SOURCE PASSAGE:
======
Kelly J. Blanchette v. Steven M. Blanchette ( 2015 )


Menu:
  •                 In the Missouri Court of Appeals
    Eastern District
    DIVISION ONE
    KELLY J. BLANCHETTE,                       )       No. ED102153
    )
    Appellant,                          )
    )       Appeal from the Circuit Court
    vs.                                        )       of St. Louis County
    )
    )
    STEVEN M. BLANCHETTE,                      )       Honorable John N. Borbonus III
    )
    Respondent.                         )       FILED: June 2, 2015
    OPINION
    Kelly Blanchette appeals from the trial court’s judgment in favor of her former
    spouse, Steven Blanchette. The court registered the couple’s foreign judgment of
    dissolution and two subsequent custody modifications, all issued in West Virginia, and
    dismissed Kelly’s motion to modify custody for lack of jurisdiction under the Uniform
    Child Custody Jurisdiction and Enforcement Act (UCCJEA). Kelly presents an issue of
    first impression in Missouri: whether the home-state basis for jurisdiction under the
    UCCJEA controls as to children born after the commencement of an initial custody
    proceeding. We conclude that it does not and would affirm the trial court’s judgment.
    However, given the general interest and importance of the question, we transfer the case
    to the Supreme Court of Missouri pursuant to Rule 83.02.
    Background
    The parties were residents of West Virginia when they had a son in November
    2003 and married in March 2004. Steven filed a petition for dissolution in Berkeley
    County, West Virginia, in February 2005. Shortly thereafter, and with the court’s
    consent, Kelly, then pregnant, and Son moved to Missouri, and the couple’s daughter was
    born in St. Louis in July 2005.
======
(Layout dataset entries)
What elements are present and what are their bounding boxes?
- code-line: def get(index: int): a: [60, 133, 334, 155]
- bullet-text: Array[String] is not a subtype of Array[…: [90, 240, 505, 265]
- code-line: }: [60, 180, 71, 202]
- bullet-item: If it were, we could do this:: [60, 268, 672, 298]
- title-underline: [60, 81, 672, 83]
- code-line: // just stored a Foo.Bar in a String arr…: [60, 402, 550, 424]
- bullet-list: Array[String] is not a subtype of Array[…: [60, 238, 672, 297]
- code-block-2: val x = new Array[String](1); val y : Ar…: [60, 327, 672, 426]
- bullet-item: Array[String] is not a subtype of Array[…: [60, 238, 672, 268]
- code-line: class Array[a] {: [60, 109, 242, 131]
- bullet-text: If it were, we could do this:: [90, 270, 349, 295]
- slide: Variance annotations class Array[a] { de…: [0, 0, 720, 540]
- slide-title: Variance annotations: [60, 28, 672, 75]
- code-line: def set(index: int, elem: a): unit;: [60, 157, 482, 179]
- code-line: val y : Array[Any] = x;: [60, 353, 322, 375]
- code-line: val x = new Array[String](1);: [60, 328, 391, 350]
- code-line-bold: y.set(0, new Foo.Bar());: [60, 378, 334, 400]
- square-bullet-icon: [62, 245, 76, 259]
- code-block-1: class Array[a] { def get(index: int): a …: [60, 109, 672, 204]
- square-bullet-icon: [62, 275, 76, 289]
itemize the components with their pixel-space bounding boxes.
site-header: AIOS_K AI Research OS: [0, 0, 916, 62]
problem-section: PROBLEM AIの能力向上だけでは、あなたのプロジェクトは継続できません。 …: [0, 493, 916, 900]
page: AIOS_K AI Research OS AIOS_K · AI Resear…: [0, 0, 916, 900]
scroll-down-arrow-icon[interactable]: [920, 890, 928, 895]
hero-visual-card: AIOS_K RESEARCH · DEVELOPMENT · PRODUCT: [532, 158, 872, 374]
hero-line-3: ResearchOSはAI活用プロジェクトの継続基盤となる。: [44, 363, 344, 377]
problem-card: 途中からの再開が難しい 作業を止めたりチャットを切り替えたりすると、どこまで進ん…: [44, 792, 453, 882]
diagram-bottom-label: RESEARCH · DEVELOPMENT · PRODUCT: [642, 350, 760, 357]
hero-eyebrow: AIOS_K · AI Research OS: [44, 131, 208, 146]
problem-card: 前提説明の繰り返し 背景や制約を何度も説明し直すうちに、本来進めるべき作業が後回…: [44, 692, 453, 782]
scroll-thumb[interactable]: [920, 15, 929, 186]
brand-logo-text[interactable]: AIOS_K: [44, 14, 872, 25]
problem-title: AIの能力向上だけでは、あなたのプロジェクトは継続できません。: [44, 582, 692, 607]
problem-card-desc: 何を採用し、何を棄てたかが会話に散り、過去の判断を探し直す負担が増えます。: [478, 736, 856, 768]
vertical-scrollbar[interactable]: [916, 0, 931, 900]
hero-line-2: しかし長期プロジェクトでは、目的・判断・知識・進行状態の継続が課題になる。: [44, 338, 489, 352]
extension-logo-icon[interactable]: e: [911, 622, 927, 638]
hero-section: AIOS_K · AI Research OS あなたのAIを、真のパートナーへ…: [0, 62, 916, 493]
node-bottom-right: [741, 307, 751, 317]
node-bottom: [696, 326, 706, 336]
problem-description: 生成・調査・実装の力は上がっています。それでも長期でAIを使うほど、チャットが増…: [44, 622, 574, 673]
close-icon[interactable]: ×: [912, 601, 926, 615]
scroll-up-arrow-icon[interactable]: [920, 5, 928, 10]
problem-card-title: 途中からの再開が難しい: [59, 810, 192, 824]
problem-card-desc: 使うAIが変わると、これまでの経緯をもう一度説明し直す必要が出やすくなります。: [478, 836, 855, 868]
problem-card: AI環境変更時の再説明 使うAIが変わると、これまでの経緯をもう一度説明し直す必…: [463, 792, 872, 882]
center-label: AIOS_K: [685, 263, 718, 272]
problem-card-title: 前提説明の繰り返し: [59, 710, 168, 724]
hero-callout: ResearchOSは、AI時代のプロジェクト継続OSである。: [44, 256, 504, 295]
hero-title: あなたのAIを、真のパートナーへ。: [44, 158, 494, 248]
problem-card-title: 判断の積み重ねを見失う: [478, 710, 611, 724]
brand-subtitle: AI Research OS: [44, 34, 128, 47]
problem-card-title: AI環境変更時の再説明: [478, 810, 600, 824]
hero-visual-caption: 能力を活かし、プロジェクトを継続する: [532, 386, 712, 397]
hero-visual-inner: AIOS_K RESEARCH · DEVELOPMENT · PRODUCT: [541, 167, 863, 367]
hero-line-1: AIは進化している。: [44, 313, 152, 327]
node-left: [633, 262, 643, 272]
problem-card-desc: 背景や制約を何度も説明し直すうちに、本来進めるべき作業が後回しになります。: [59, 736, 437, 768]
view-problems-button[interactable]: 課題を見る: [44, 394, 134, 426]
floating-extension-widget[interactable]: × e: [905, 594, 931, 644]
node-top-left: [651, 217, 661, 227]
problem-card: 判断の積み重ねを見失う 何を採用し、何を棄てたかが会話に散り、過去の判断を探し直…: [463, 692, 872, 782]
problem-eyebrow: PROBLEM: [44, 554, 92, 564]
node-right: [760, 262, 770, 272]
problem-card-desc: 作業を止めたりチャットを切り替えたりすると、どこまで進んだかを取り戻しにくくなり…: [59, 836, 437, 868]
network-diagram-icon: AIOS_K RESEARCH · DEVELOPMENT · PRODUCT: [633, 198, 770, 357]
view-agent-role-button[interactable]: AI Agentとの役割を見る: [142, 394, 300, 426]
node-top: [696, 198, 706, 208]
======
Turn the paragraph of the court opinion that begins "The parties were residents" into a brief bulleted list that keeps its main facts.

COMPLETE OUTPUT:
- The parties lived in West Virginia when their son was born in November 2003, and they married in March 2004.
- Steven filed a petition for dissolution in Berkeley County, West Virginia, in February 2005.
- Soon after, with the court's consent, Kelly, who was pregnant, moved to Missouri with Son.
- The couple's daughter was born in St. Louis in July 2005.